Restate all the material verbatim, except for the pictures.

Dataset excerpts
▬▬▬▬▬▬▬▬▬▬

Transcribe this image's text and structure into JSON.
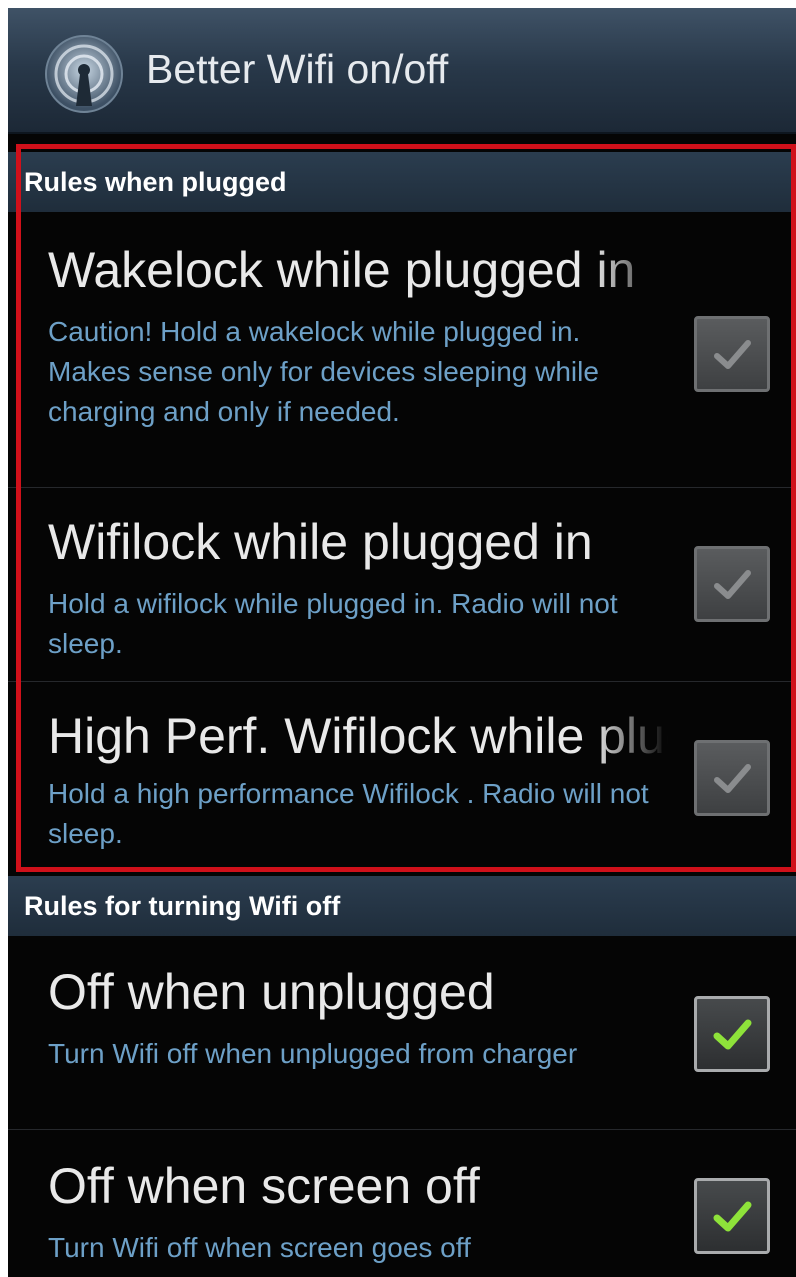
{
  "app": {
    "title": "Better Wifi on/off",
    "icon": "wifi-antenna-icon"
  },
  "sections": [
    {
      "header": "Rules when plugged",
      "highlighted": true,
      "items": [
        {
          "title": "Wakelock while plugged in",
          "summary": "Caution! Hold a wakelock while plugged in. Makes sense only for devices sleeping while charging and only if needed.",
          "checked": true,
          "enabled": false
        },
        {
          "title": "Wifilock while plugged in",
          "summary": "Hold a wifilock while plugged in. Radio will not sleep.",
          "checked": true,
          "enabled": false
        },
        {
          "title": "High Perf. Wifilock while plugged in",
          "summary": "Hold a high performance Wifilock . Radio will not sleep.",
          "checked": true,
          "enabled": false
        }
      ]
    },
    {
      "header": "Rules for turning Wifi off",
      "highlighted": false,
      "items": [
        {
          "title": "Off when unplugged",
          "summary": "Turn Wifi off when unplugged from charger",
          "checked": true,
          "enabled": true
        },
        {
          "title": "Off when screen off",
          "summary": "Turn Wifi off when screen goes off",
          "checked": true,
          "enabled": true
        }
      ]
    }
  ],
  "colors": {
    "highlight_border": "#d0101a",
    "summary_text": "#6da0c7",
    "check_active": "#8ee23a",
    "check_disabled": "#8a8c8e"
  }
}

▬▬▬▬▬▬▬▬▬▬

Answer to the problem
Transcribe this image's text and structure into JSON.
{
  "app": {
    "title": "Better Wifi on/off",
    "icon": "wifi-antenna-icon"
  },
  "sections": [
    {
      "header": "Rules when plugged",
      "highlighted": true,
      "items": [
        {
          "title": "Wakelock while plugged in",
          "summary": "Caution! Hold a wakelock while plugged in. Makes sense only for devices sleeping while charging and only if needed.",
          "checked": true,
          "enabled": false
        },
        {
          "title": "Wifilock while plugged in",
          "summary": "Hold a wifilock while plugged in. Radio will not sleep.",
          "checked": true,
          "enabled": false
        },
        {
          "title": "High Perf. Wifilock while plugged in",
          "summary": "Hold a high performance Wifilock . Radio will not sleep.",
          "checked": true,
          "enabled": false
        }
      ]
    },
    {
      "header": "Rules for turning Wifi off",
      "highlighted": false,
      "items": [
        {
          "title": "Off when unplugged",
          "summary": "Turn Wifi off when unplugged from charger",
          "checked": true,
          "enabled": true
        },
        {
          "title": "Off when screen off",
          "summary": "Turn Wifi off when screen goes off",
          "checked": true,
          "enabled": true
        }
      ]
    }
  ],
  "colors": {
    "highlight_border": "#d0101a",
    "summary_text": "#6da0c7",
    "check_active": "#8ee23a",
    "check_disabled": "#8a8c8e"
  }
}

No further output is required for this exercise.